* _Task instructions_: Scan the material that follows. Copy every line containing the word "животных".

---------------

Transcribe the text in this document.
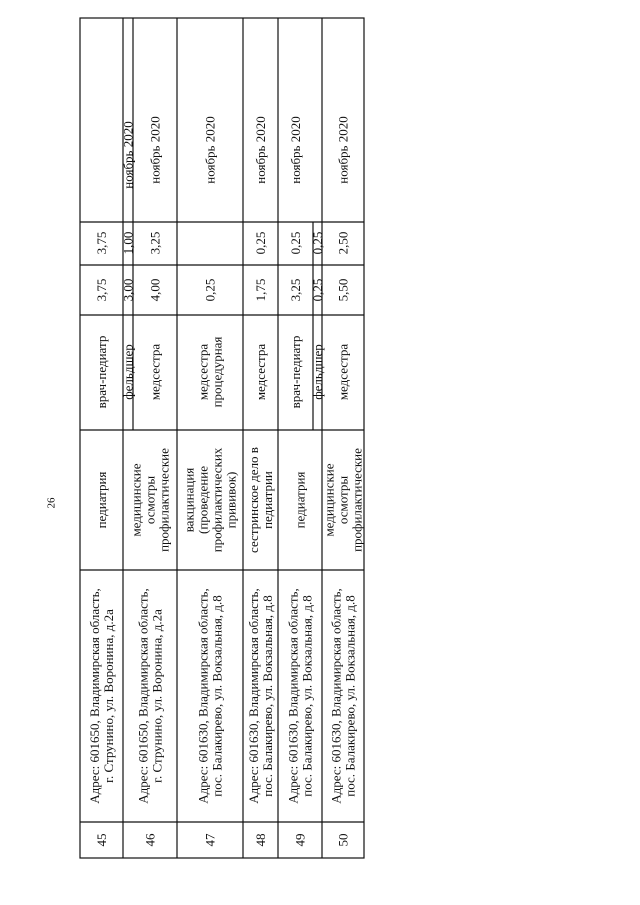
26
45
Адрес: 601650, Владимирская область, г. Струнино, ул. Воронина, д.2а
педиатрия
врач-педиатр
3,75
3,75
46
Адрес: 601650, Владимирская область, г. Струнино, ул. Воронина, д.2а
медицинские осмотры профилактические
фельдшер
3,00
1,00
ноябрь 2020
медсестра
4,00
3,25
ноябрь 2020
47
Адрес: 601630, Владимирская область, пос. Балакирево, ул. Вокзальная, д.8
вакцинация (проведение профилактических прививок)
медсестра процедурная
0,25
ноябрь 2020
48
Адрес: 601630, Владимирская область, пос. Балакирево, ул. Вокзальная, д.8
сестринское дело в педиатрии
медсестра
1,75
0,25
ноябрь 2020
49
Адрес: 601630, Владимирская область, пос. Балакирево, ул. Вокзальная, д.8
педиатрия
врач-педиатр
3,25
0,25
ноябрь 2020
фельдшер
0,25
0,25
50
Адрес: 601630, Владимирская область, пос. Балакирево, ул. Вокзальная, д.8
медицинские осмотры профилактические
медсестра
5,50
2,50
ноябрь 2020
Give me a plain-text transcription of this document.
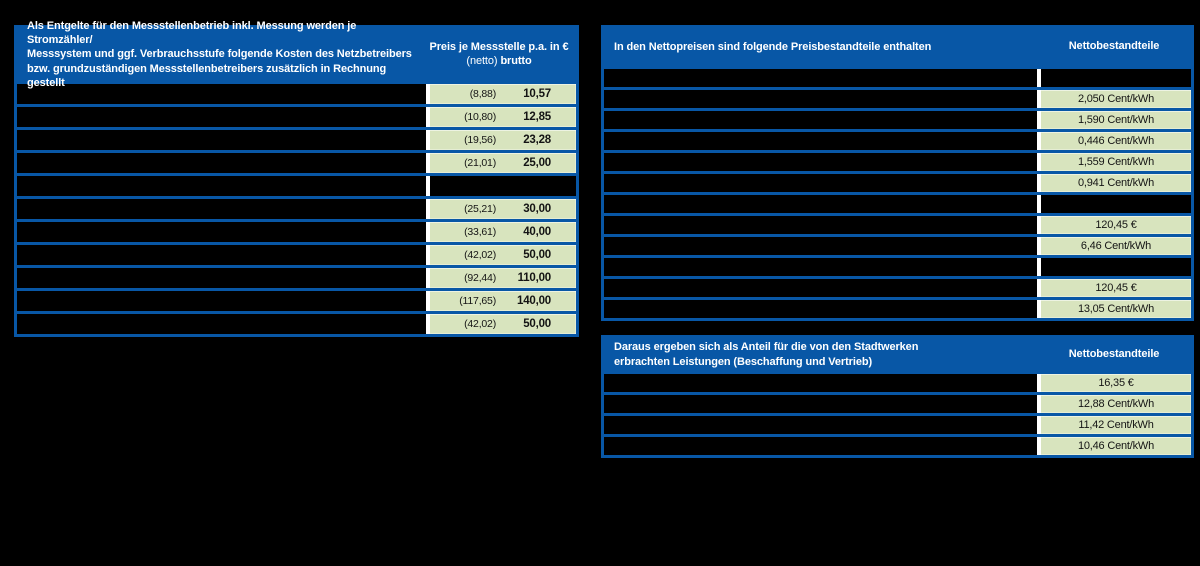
Als Entgelte für den Messstellenbetrieb inkl. Messung werden je Stromzähler/
Messsystem und ggf. Verbrauchsstufe folgende Kosten des Netzbetreibers
bzw. grundzuständigen Messstellenbetreibers zusätzlich in Rechnung gestellt
Preis je Messstelle p.a. in €
(netto) brutto
(8,88)	10,57
(10,80)	12,85
(19,56)	23,28
(21,01)	25,00
(25,21)	30,00
(33,61)	40,00
(42,02)	50,00
(92,44)	110,00
(117,65)	140,00
(42,02)	50,00
In den Nettopreisen sind folgende Preisbestandteile enthalten	Nettobestandteile
2,050 Cent/kWh
1,590 Cent/kWh
0,446 Cent/kWh
1,559 Cent/kWh
0,941 Cent/kWh
120,45 €
6,46 Cent/kWh
120,45 €
13,05 Cent/kWh
Daraus ergeben sich als Anteil für die von den Stadtwerken
erbrachten Leistungen (Beschaffung und Vertrieb)
Nettobestandteile
16,35 €
12,88 Cent/kWh
11,42 Cent/kWh
10,46 Cent/kWh
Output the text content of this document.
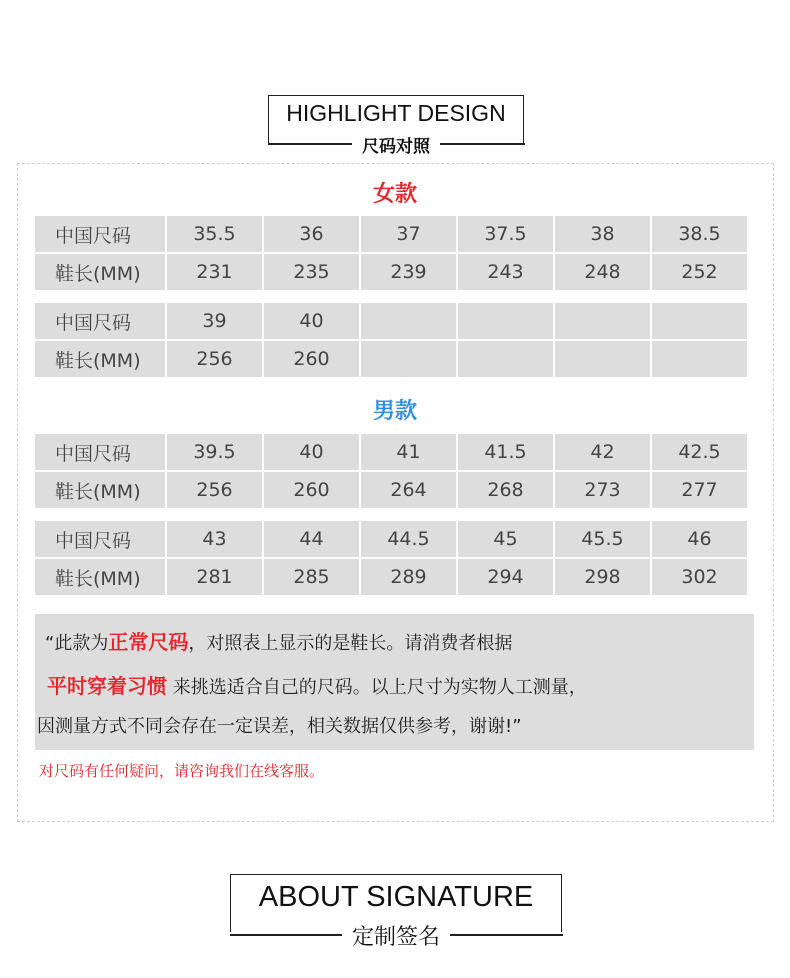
HIGHLIGHT DESIGN
尺码对照
女款
中国尺码	35.5	36	37	37.5	38	38.5
鞋长(MM)	231	235	239	243	248	252
中国尺码	39	40
鞋长(MM)	256	260
男款
中国尺码	39.5	40	41	41.5	42	42.5
鞋长(MM)	256	260	264	268	273	277
中国尺码	43	44	44.5	45	45.5	46
鞋长(MM)	281	285	289	294	298	302
“此款为正常尺码，对照表上显示的是鞋长。请消费者根据
平时穿着习惯 来挑选适合自己的尺码。以上尺寸为实物人工测量，
因测量方式不同会存在一定误差，相关数据仅供参考，谢谢!”
对尺码有任何疑问，请咨询我们在线客服。
ABOUT SIGNATURE
定制签名
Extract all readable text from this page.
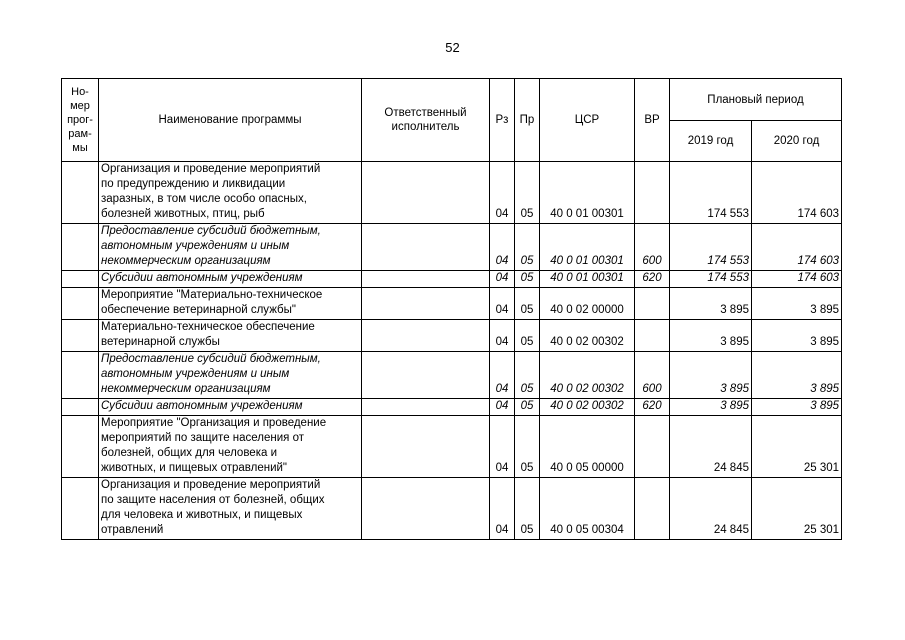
52
Но-
мер
прог-
рам-
мы	Наименование программы	Ответственный исполнитель	Рз	Пр	ЦСР	ВР	Плановый период	
							2019 год	2020 год
	Организация и проведение мероприятий
по предупреждению и ликвидации
заразных, в том числе особо опасных,
болезней животных, птиц, рыб		04	05	40 0 01 00301		174 553	174 603
	Предоставление субсидий бюджетным,
автономным учреждениям и иным
некоммерческим организациям		04	05	40 0 01 00301	600	174 553	174 603
	Субсидии автономным учреждениям		04	05	40 0 01 00301	620	174 553	174 603
	Мероприятие "Материально-техническое
обеспечение ветеринарной службы"		04	05	40 0 02 00000		3 895	3 895
	Материально-техническое обеспечение
ветеринарной службы		04	05	40 0 02 00302		3 895	3 895
	Предоставление субсидий бюджетным,
автономным учреждениям и иным
некоммерческим организациям		04	05	40 0 02 00302	600	3 895	3 895
	Субсидии автономным учреждениям		04	05	40 0 02 00302	620	3 895	3 895
	Мероприятие "Организация и проведение
мероприятий по защите населения от
болезней, общих для человека и
животных, и пищевых отравлений"		04	05	40 0 05 00000		24 845	25 301
	Организация и проведение мероприятий
по защите населения от болезней, общих
для человека и животных, и пищевых
отравлений		04	05	40 0 05 00304		24 845	25 301
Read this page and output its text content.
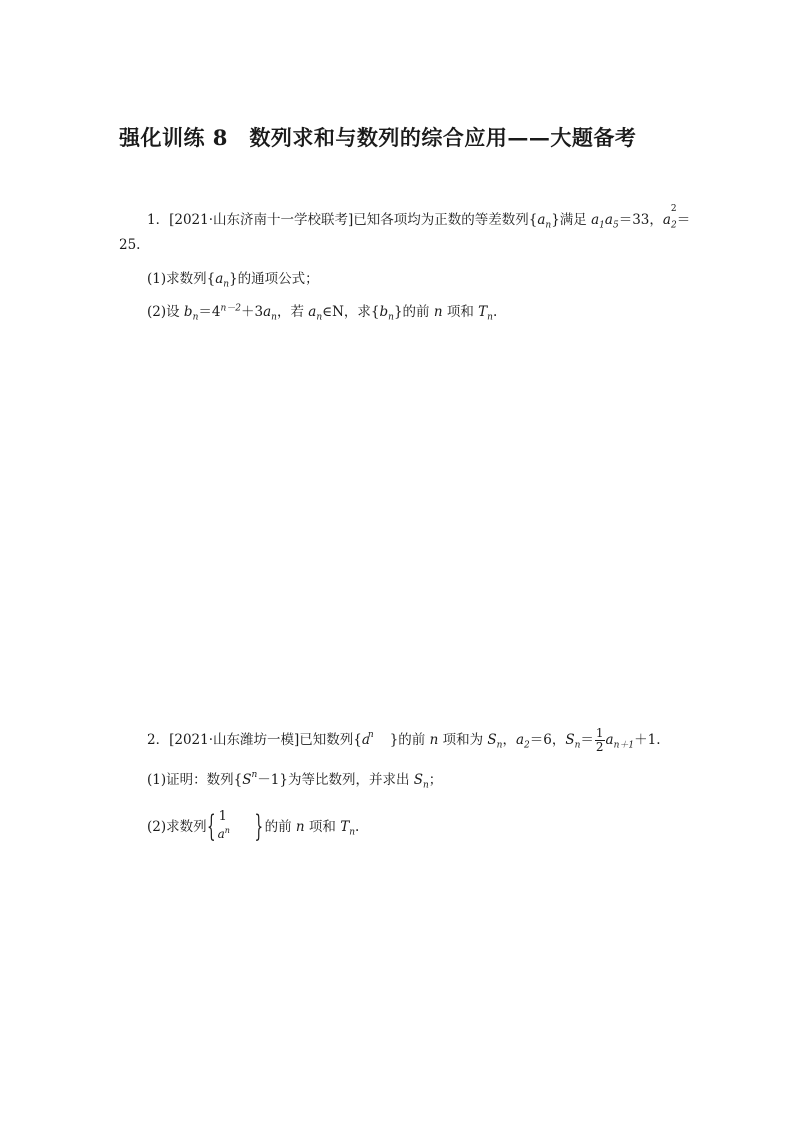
强化训练 8　数列求和与数列的综合应用——大题备考
1．[2021·山东济南十一学校联考]已知各项均为正数的等差数列$\{a_n\}$满足 $a_1a_5=33$，$a_2$
2
＝
25.
(1)求数列$\{a_n\}$的通项公式；
(2)设 $b_n=4^{n-2}+3a_n$，若 $a_n\in N$，求$\{b_n\}$的前 n 项和 $T_n$.
2．[2021·山东潍坊一模]已知数列{$a^n$ }的前 n 项和为 $S_n$，$a_2=6$，$S_n= \frac{1}{2} a_{n+1}+1$.
(1)证明：数列$\{S^n-1\}$为等比数列，并求出 $S_n$；
(2)求数列 { 1
$a^n$ } 的前 n 项和 $T_n$.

---------------

* _Response_:
болезней животных, птиц, рыб		04	05	40 0 01 00301		174 553	174 603
животных, и пищевых отравлений"		04	05	40 0 05 00000		24 845	25 301
для человека и животных, и пищевых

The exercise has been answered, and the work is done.